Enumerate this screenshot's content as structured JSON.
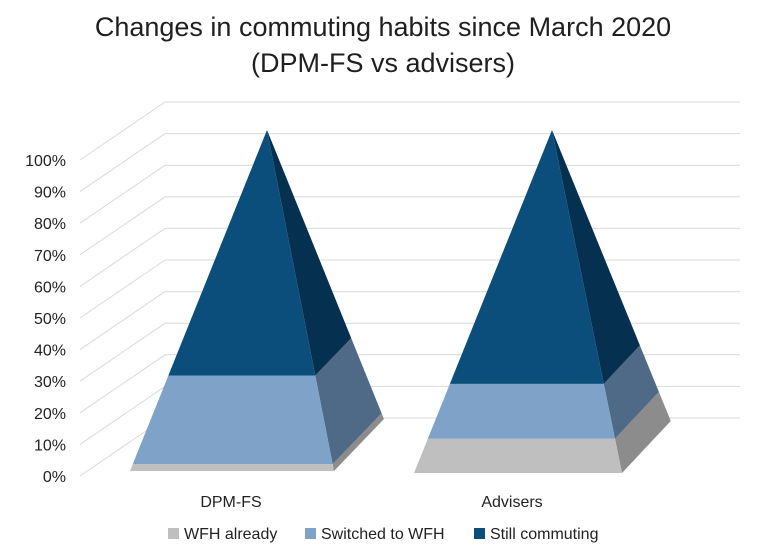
{
  "chart_data": {
    "type": "3d-pyramid-stacked-100",
    "title": [
      "Changes in commuting habits since March 2020",
      "(DPM-FS vs advisers)"
    ],
    "categories": [
      "DPM-FS",
      "Advisers"
    ],
    "y_ticks": [
      "0%",
      "10%",
      "20%",
      "30%",
      "40%",
      "50%",
      "60%",
      "70%",
      "80%",
      "90%",
      "100%"
    ],
    "ylim": [
      0,
      100
    ],
    "grid": true,
    "legend_position": "bottom",
    "series": [
      {
        "name": "WFH already",
        "values": [
          2,
          10
        ],
        "color": "#bfbfbf",
        "side_color": "#8c8c8c"
      },
      {
        "name": "Switched to WFH",
        "values": [
          26,
          16
        ],
        "color": "#7fa3c8",
        "side_color": "#4e6a86"
      },
      {
        "name": "Still commuting",
        "values": [
          72,
          74
        ],
        "color": "#0b4d7b",
        "side_color": "#06304f"
      }
    ]
  }
}
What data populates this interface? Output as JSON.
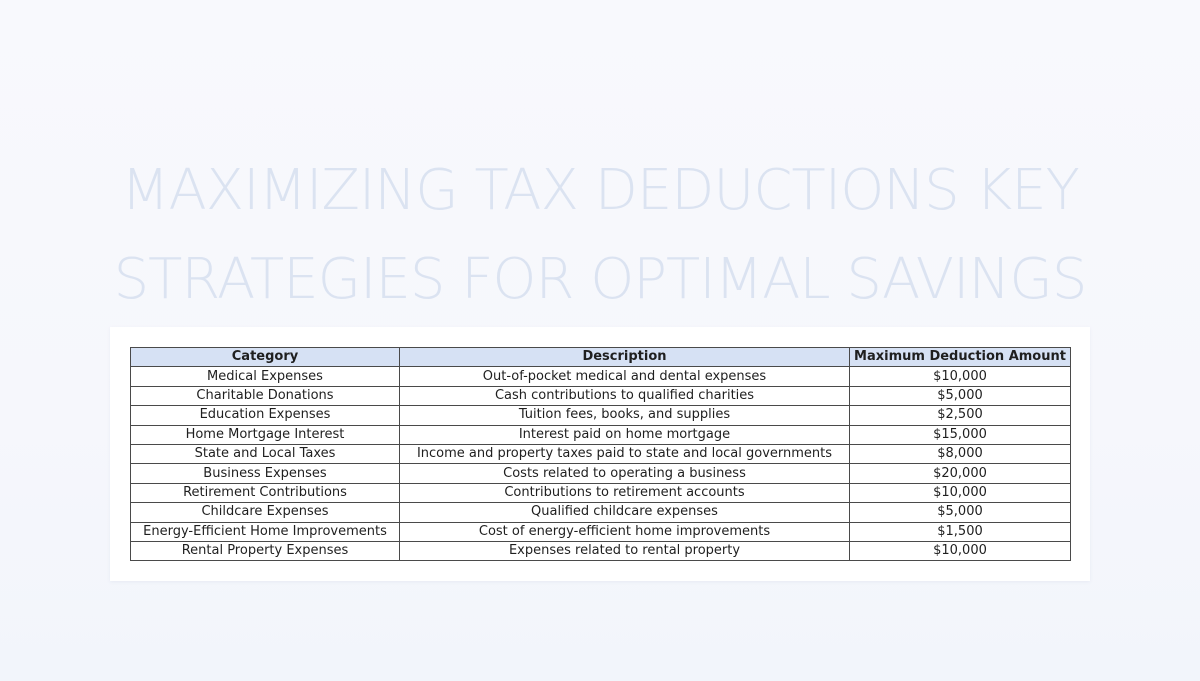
{
  "title": {
    "line1": "MAXIMIZING TAX DEDUCTIONS KEY",
    "line2": "STRATEGIES FOR OPTIMAL SAVINGS"
  },
  "table": {
    "headers": [
      "Category",
      "Description",
      "Maximum Deduction Amount"
    ],
    "rows": [
      [
        "Medical Expenses",
        "Out-of-pocket medical and dental expenses",
        "$10,000"
      ],
      [
        "Charitable Donations",
        "Cash contributions to qualified charities",
        "$5,000"
      ],
      [
        "Education Expenses",
        "Tuition fees, books, and supplies",
        "$2,500"
      ],
      [
        "Home Mortgage Interest",
        "Interest paid on home mortgage",
        "$15,000"
      ],
      [
        "State and Local Taxes",
        "Income and property taxes paid to state and local governments",
        "$8,000"
      ],
      [
        "Business Expenses",
        "Costs related to operating a business",
        "$20,000"
      ],
      [
        "Retirement Contributions",
        "Contributions to retirement accounts",
        "$10,000"
      ],
      [
        "Childcare Expenses",
        "Qualified childcare expenses",
        "$5,000"
      ],
      [
        "Energy-Efficient Home Improvements",
        "Cost of energy-efficient home improvements",
        "$1,500"
      ],
      [
        "Rental Property Expenses",
        "Expenses related to rental property",
        "$10,000"
      ]
    ]
  },
  "colors": {
    "title": "#dbe3f1",
    "header_fill": "#d6e1f4",
    "background": "#f5f7fc"
  }
}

### EXERCISE OBJECTIVE
Exactly reproduce the lines beginning at the one that contains "What data populates" and ending at the final line of the material, with the pictures left out.

### OUTPUT BELOW
What data populates this interface? Output as JSON.
{
  "title": {
    "line1": "MAXIMIZING TAX DEDUCTIONS KEY",
    "line2": "STRATEGIES FOR OPTIMAL SAVINGS"
  },
  "table": {
    "headers": [
      "Category",
      "Description",
      "Maximum Deduction Amount"
    ],
    "rows": [
      [
        "Medical Expenses",
        "Out-of-pocket medical and dental expenses",
        "$10,000"
      ],
      [
        "Charitable Donations",
        "Cash contributions to qualified charities",
        "$5,000"
      ],
      [
        "Education Expenses",
        "Tuition fees, books, and supplies",
        "$2,500"
      ],
      [
        "Home Mortgage Interest",
        "Interest paid on home mortgage",
        "$15,000"
      ],
      [
        "State and Local Taxes",
        "Income and property taxes paid to state and local governments",
        "$8,000"
      ],
      [
        "Business Expenses",
        "Costs related to operating a business",
        "$20,000"
      ],
      [
        "Retirement Contributions",
        "Contributions to retirement accounts",
        "$10,000"
      ],
      [
        "Childcare Expenses",
        "Qualified childcare expenses",
        "$5,000"
      ],
      [
        "Energy-Efficient Home Improvements",
        "Cost of energy-efficient home improvements",
        "$1,500"
      ],
      [
        "Rental Property Expenses",
        "Expenses related to rental property",
        "$10,000"
      ]
    ]
  },
  "colors": {
    "title": "#dbe3f1",
    "header_fill": "#d6e1f4",
    "background": "#f5f7fc"
  }
}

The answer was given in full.